SHORT TASK A = Convert the lines of the records from the line containing "Patent image size: (778, 1394)." through the line containing "The holes 46 is at (152, 252).", inclusive, into a JSON list of strings with one string per line, leaving out blank lines.
SHORT TASK B = Carry on the forum thread about matching umlauts in code to glossary terms, picking up after its final sentence.

SOURCE EXCERPT =
▼
FR: Umlauts support
Usually in programming you do not use umlauts in code, but in descriptions to terms that might be apropriate.
so in code you could have something like Ausloeser but similar to the plural detection this should reference to Auslöser in the glossary
Interesting idea - I can see the value. I will take a look at how oe could be considered equivalent ö for the purposes of displaying a hover.
In the meantime, as a workaround, you could define an alias, e.g.
- name: Auslöser
aliases:
- Ausloeser
which would, I think, give the effect you're looking for.
Here is how you would do it in Java:
String normalize(String s) {
return Normalizer.normalize(s, Normalizer.Form.NFKD)
.replaceAll("\\p{M}", "")
.replaceAll("ß", "s")
.replaceAll("ẞ", "s");
}
void main() {
var tests = List.of("Hallo", "Übergrößengeschäft", "mañana es sábado", "kir à l’aÿ", "kočka");
for (var t : tests) {
println(String.format("%s -> %s", t, normalize(t)));
}
}
and in Go:
package main
import (
"fmt"
"unicode"
"golang.org/x/text/runes"
"golang.org/x/text/transform"
"golang.org/x/text/unicode/norm"
)
func main() {
tests := []string{"Hallo", "Übergrößengeschäft", "mañana es sábado", "kir à l’aÿ", "kočka"}
for _, t := range tests {
n, _ := normalize(t)
fmt.Printf("%s -> %s\n", t, n)
}
}
func normalize(s string) (string, error) {
t := transform.Chain(norm.NFD,
runes.Remove(runes.In(unicode.Mn)),
runes.Map(func(r rune) rune {
switch r {
case 'ß':
return 's'
case 'ẞ':
return 's'
}
return r
}),
norm.NFC)
r, _, err := transform.String(t, s)
if err != nil {
return "", err
}
return r, nil
}
Their output:
Hallo -> Hallo
Übergrößengeschäft -> Ubergrosengeschaft
mañana es sábado -> manana es sabado
kir à l’aÿ -> kir a l’ay
kočka -> kocka
Note the special case for ß and ẞ: They are proper letters instead of diacritical marks on a letter.
Thanks @sdavids for the pointers, they were very helpful. In this case however, I do need to handle it slightly differently, as @sschneider-ihre-pvs 's request was for Ausloeser in code to match Auslöser as a defined term. The scripts above remove the combining mark resulting in Ausloser.
However, in languages other than german, simply removing the combining mark works fine.
To that end, I've been working on a solution that tests both and will match either the case with the combining mark removed, or specially handled cases for the german umlaut where it is replaced with an e, e.g. ö becoming oe. (The contextive philosophy is generally to match more loosely than strictly.)
So with this change, if the code contained ausloser, ausloeser, OR auslöser they would all show the definitions of a term defined with Auslöser.
And in other languages, e.g. French, pere OR père would match a term defined as Père
I hope this suits your needs, @sschneider-ihre-pvs ?
Regarding the ß character, I understand it is commonly replaced with ss. Is that your experience? To that end it's now only matching with ss, e.g. strasse or straße would match a term defined as Straße, but strase would not. Is that acceptable?
▲
RECORD SET =
▼
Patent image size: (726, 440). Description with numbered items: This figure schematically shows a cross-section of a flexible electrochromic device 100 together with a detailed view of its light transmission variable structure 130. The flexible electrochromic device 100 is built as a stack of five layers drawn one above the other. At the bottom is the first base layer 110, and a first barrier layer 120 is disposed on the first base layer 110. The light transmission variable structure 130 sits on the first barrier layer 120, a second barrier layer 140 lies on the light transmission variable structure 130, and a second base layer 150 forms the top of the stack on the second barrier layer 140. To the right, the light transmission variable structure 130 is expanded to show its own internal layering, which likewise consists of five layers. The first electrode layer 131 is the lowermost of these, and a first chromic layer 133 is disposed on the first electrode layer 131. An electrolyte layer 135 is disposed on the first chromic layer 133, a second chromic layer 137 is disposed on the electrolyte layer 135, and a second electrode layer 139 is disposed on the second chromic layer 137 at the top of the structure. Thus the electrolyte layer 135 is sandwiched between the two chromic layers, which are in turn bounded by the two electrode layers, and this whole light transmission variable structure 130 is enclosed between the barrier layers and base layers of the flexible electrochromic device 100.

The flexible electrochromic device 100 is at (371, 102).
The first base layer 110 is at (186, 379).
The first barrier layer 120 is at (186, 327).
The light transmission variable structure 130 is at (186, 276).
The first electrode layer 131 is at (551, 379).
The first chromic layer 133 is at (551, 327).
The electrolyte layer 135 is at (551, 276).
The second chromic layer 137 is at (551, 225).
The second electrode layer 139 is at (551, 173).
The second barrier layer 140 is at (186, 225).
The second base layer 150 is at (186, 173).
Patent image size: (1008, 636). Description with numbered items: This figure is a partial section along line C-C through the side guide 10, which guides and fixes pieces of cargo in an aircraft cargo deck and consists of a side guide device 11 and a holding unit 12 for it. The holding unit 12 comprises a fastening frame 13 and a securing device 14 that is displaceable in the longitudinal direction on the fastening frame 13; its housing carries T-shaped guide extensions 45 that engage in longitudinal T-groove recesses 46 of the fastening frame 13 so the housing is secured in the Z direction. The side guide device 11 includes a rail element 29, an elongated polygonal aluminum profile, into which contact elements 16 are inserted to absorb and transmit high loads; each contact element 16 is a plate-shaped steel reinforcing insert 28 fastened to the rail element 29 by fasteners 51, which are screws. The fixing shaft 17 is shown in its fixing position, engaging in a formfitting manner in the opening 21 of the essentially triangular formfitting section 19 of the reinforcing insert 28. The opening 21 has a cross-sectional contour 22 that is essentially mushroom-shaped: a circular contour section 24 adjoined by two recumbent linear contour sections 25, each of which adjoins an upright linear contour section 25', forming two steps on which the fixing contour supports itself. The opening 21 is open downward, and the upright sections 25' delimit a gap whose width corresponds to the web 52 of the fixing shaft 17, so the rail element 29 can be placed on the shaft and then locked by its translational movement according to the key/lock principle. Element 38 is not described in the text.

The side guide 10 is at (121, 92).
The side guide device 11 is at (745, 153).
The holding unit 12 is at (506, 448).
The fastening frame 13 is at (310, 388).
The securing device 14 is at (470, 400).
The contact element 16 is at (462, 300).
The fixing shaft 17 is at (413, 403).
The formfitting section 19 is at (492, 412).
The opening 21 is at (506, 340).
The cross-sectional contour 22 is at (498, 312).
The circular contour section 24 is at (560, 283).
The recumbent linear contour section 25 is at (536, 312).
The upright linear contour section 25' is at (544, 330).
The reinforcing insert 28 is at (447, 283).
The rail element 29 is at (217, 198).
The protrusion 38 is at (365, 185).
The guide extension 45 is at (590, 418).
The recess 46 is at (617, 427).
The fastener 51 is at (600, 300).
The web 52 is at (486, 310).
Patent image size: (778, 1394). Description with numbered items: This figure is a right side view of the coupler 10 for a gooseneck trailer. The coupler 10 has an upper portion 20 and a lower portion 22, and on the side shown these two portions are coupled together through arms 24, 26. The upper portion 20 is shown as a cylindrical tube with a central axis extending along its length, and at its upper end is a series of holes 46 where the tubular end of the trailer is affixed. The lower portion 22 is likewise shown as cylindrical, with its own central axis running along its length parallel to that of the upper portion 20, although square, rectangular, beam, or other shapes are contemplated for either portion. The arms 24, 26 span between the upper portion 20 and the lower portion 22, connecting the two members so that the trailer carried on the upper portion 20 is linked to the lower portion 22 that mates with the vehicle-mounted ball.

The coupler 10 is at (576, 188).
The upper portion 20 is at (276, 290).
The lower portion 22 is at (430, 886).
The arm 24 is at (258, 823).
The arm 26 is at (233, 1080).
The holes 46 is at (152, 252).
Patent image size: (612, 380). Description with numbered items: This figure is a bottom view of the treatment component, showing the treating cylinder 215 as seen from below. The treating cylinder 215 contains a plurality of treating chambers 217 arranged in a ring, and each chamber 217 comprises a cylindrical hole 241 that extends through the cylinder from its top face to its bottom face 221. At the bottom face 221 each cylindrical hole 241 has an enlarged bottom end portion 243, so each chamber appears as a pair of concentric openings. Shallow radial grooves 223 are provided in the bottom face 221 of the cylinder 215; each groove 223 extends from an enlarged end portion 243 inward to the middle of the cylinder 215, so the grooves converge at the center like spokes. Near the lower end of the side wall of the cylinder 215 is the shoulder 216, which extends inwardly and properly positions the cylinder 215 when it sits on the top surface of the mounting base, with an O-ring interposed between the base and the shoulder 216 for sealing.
▲
EXERCISE RESULT A =
[
  "Patent image size: (778, 1394). Description with numbered items: This figure is a right side view of the coupler 10 for a gooseneck trailer. The coupler 10 has an upper portion 20 and a lower portion 22, and on the side shown these two portions are coupled together through arms 24, 26. The upper portion 20 is shown as a cylindrical tube with a central axis extending along its length, and at its upper end is a series of holes 46 where the tubular end of the trailer is affixed. The lower portion 22 is likewise shown as cylindrical, with its own central axis running along its length parallel to that of the upper portion 20, although square, rectangular, beam, or other shapes are contemplated for either portion. The arms 24, 26 span between the upper portion 20 and the lower portion 22, connecting the two members so that the trailer carried on the upper portion 20 is linked to the lower portion 22 that mates with the vehicle-mounted ball.",
  "The coupler 10 is at (576, 188).",
  "The upper portion 20 is at (276, 290).",
  "The lower portion 22 is at (430, 886).",
  "The arm 24 is at (258, 823).",
  "The arm 26 is at (233, 1080).",
  "The holes 46 is at (152, 252)."
]

EXERCISE RESULT B =
You can see a preview of the proposed documentation change to describe this feature here: https://docs.test.contextive.tech/community/v/c961ccc/guides/defining-terminology/#unicode-and-diacritics - feedback welcome!
The test cases are here: https://github.com/dev-cycles/contextive/blob/main/src/language-server/Contextive.LanguageServer.Tests/E2e/HoverTests.fs#L84
Note: You forgot the capital ẞ:
https://github.com/dev-cycles/contextive/blob/c961ccc9bffe95954a37cbfae4a85f5ee7a3a18e/src/core/Contextive.Core/GlossaryFile.fs#L39
A German test case:
Noun "Größe" (size)
Größe - correct spelling
Groesse - someone typing on a keyboard w/out German letters or someone being lazy
groesse - someone typing on a keyboard w/out German letters and not caring about capitalization or someone being lazy
größe - lower case or not caring about capitalization
GRÖSSE - old upper case spelling
GRÖẞE - new (since 2017) upper case spelling with ẞ
GRÖßE - incorrect spelling with lower case ß
All 7 variants would be considered the same word by a German (most Germans do not know about the capital ẞ though 😂).
It get's hairy:
Noun "Masse" (mass) Noun "Maße" (dimensions)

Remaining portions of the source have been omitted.